## [La consigne]
Modifiez le passage du texte sur l'évolution du héros qui va de « Le héros doit » jusqu'à « puissent se manifester. » inclus, en remplaçant « peurs » par « craintes ».

## [Texte extrait]

━━━━━━━━━━━━━━━━

Le héros doit avoir des aspirations et des besoins, des blessures, des peurs. Il doit trouver la force, le courage d’affronter ses peurs, de panser ses plaies pour que ses aspirations et ses besoins réels puissent se manifester.
C’est à ce titre que l’on considère qu’un personnage a évolué. Sa nature profonde s’est révélée au cours des étapes de son voyage intérieur.
L’ETAPE 3 : L’AVANCÉE
Cette troisième étape se déroule entre les 25 et 50 % de votre scénario.
Les plans du héros qui le rapprochent de son objectif semblent fonctionner. Cela ne veut pas dire qu’il ne rencontre pas d’obstacles au cours de ces 25 % du scénario, mais il lui est facile de les surmonter. Gardez à l’esprit qu’un héros est animé d’un appétit irascible selon l’expression de Plotin, c’est-à-dire d’une volonté sans faille à surmonter les obstacles.

━━━━━━━━━━━━━━━━

## [Liste des données]
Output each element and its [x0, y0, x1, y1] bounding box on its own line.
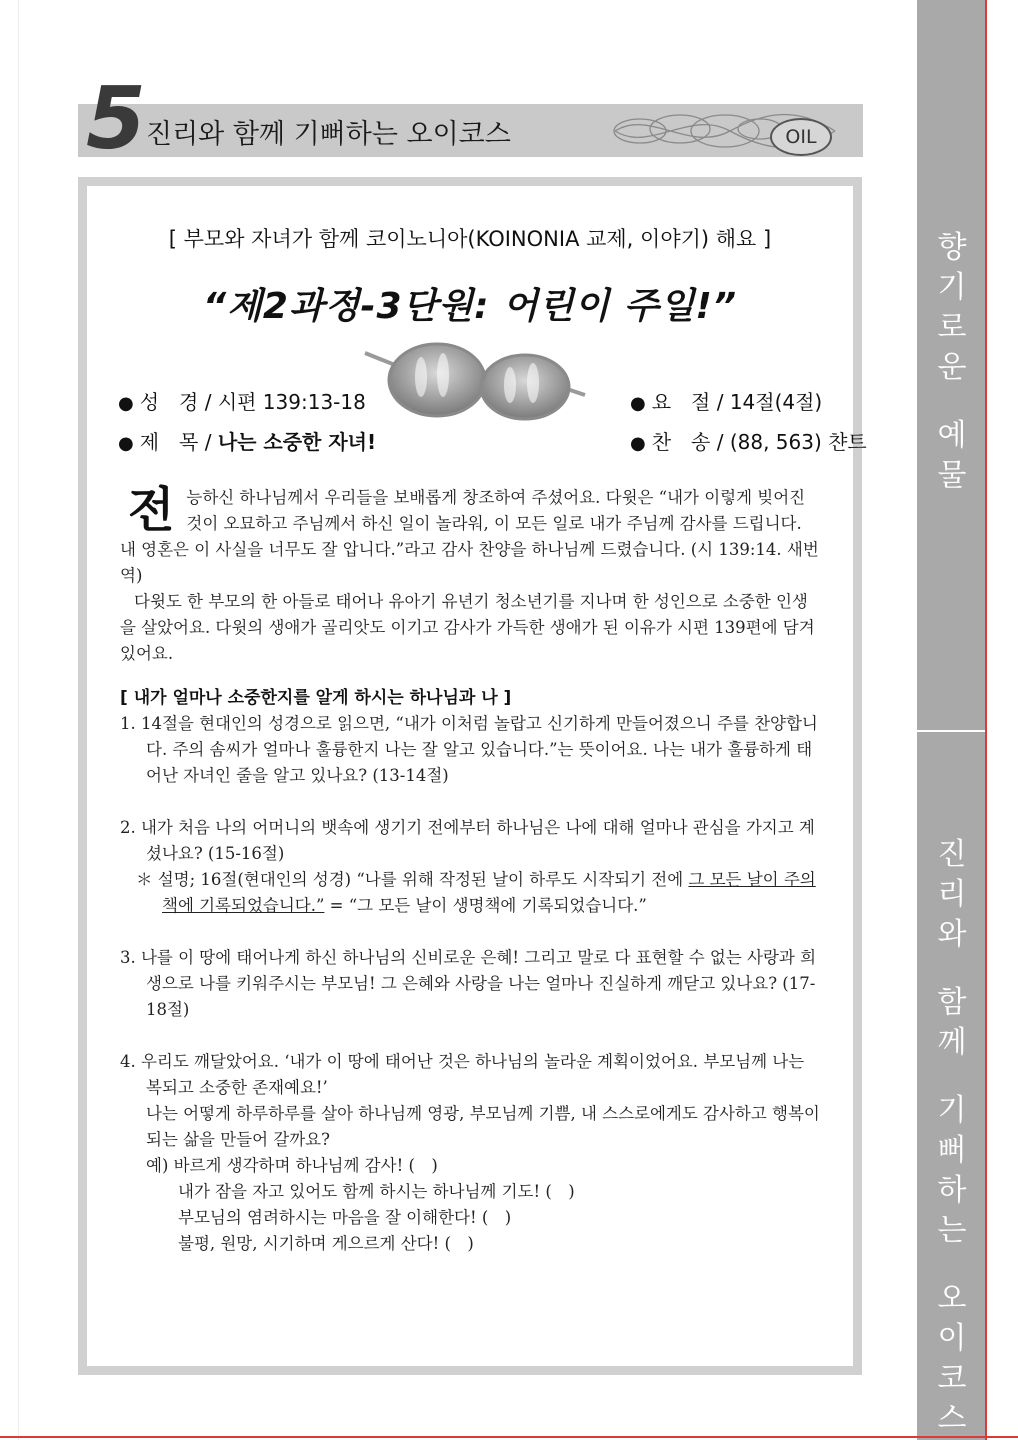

━━━━━━━━━━━━━━━━

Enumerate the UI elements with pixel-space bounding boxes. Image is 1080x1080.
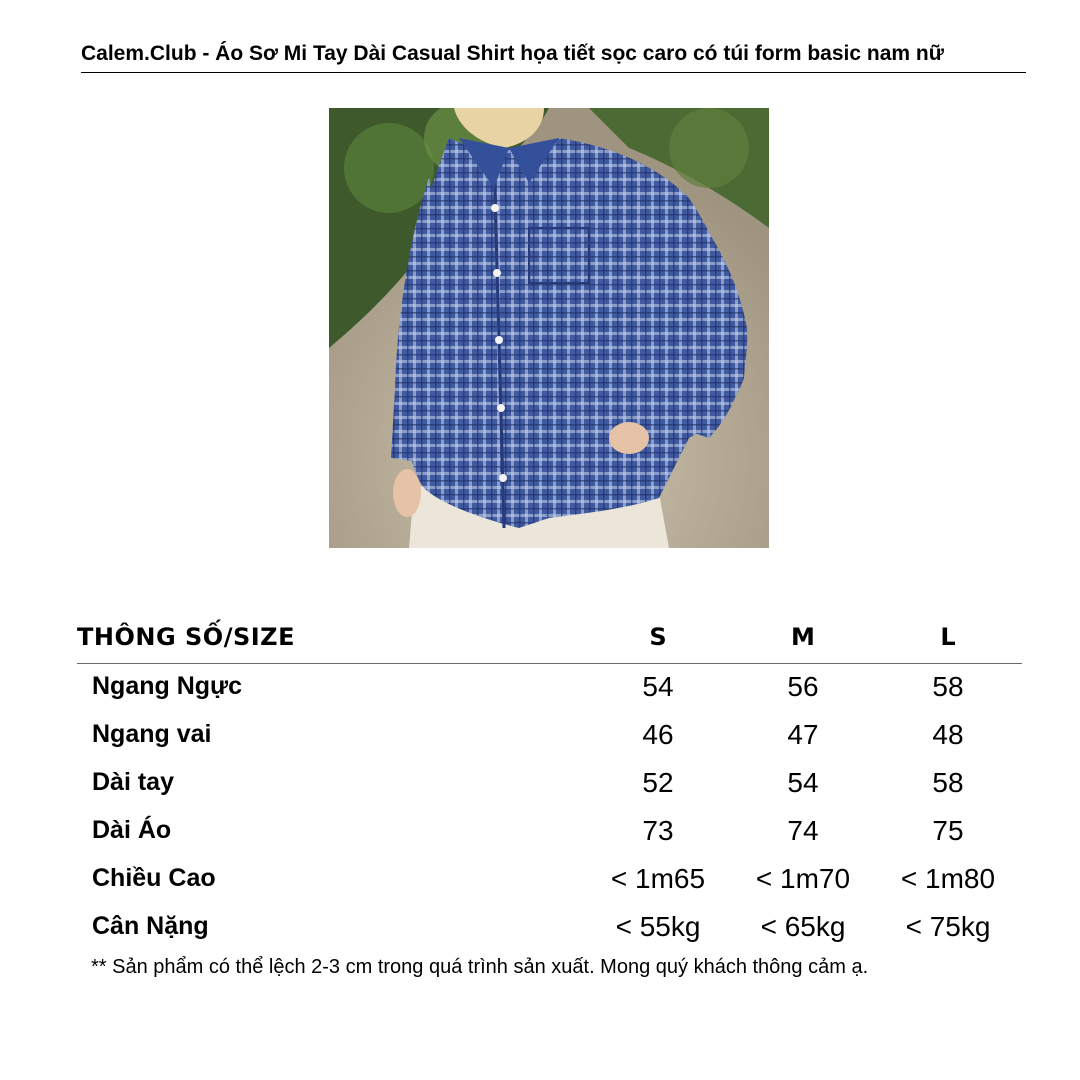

━━━━━━━━━━━━━━━━

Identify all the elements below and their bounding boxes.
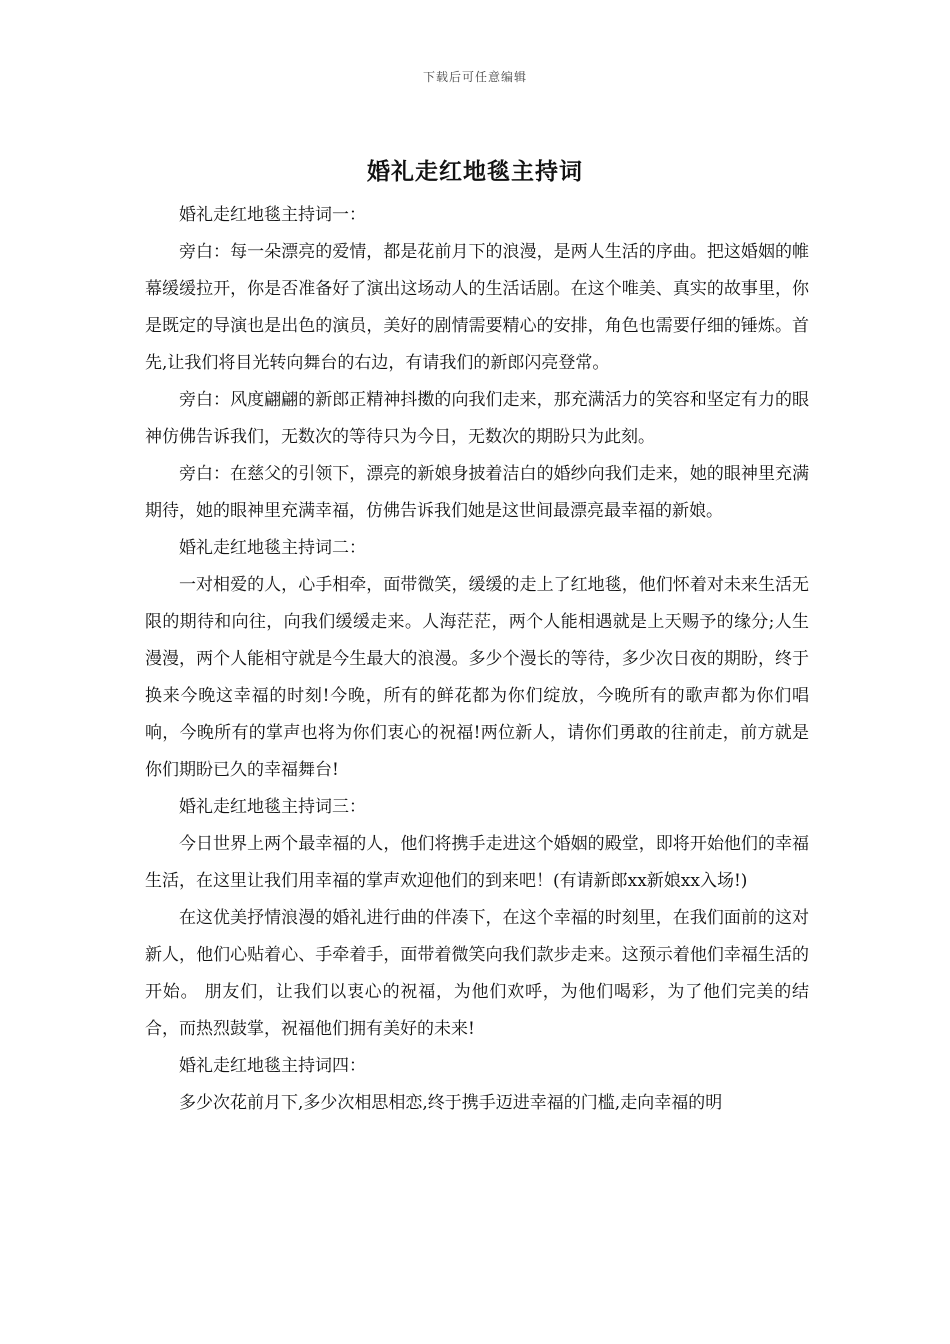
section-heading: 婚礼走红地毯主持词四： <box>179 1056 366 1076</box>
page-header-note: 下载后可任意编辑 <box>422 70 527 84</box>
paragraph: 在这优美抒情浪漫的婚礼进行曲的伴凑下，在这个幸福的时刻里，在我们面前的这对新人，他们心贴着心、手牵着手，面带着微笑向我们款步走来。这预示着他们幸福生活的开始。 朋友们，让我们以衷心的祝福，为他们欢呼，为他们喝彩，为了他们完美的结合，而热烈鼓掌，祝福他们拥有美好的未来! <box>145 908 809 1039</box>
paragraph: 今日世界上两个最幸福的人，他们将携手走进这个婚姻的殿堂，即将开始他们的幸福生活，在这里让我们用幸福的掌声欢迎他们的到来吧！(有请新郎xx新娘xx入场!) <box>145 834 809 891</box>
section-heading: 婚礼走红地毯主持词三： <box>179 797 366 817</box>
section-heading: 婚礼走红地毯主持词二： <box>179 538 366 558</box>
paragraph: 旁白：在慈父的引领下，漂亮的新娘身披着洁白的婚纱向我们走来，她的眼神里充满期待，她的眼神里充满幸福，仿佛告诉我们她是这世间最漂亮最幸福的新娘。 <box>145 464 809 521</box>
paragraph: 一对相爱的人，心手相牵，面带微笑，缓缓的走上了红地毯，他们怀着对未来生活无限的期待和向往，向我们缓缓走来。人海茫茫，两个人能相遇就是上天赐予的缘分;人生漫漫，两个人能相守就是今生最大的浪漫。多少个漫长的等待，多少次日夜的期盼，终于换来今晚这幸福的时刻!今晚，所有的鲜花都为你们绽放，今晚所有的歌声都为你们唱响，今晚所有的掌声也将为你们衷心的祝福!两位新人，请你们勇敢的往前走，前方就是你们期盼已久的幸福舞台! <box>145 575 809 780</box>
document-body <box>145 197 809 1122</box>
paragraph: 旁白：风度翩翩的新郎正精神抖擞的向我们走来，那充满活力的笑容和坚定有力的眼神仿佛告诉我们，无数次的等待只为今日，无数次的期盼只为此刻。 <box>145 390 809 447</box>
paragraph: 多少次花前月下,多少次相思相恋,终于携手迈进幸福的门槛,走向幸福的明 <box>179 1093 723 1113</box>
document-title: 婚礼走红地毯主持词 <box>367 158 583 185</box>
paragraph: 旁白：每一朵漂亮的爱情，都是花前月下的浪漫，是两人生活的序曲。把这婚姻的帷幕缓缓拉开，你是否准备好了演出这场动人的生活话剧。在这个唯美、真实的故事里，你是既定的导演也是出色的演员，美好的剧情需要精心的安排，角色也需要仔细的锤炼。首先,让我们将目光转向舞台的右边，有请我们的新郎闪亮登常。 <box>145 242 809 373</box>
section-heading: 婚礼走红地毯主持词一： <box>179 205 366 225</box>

━━━━━━━━━━━━━━━━

## [Réponse attendue]
Le héros doit avoir des aspirations et des besoins, des blessures, des craintes. Il doit trouver la force, le courage d’affronter ses craintes, de panser ses plaies pour que ses aspirations et ses besoins réels puissent se manifester.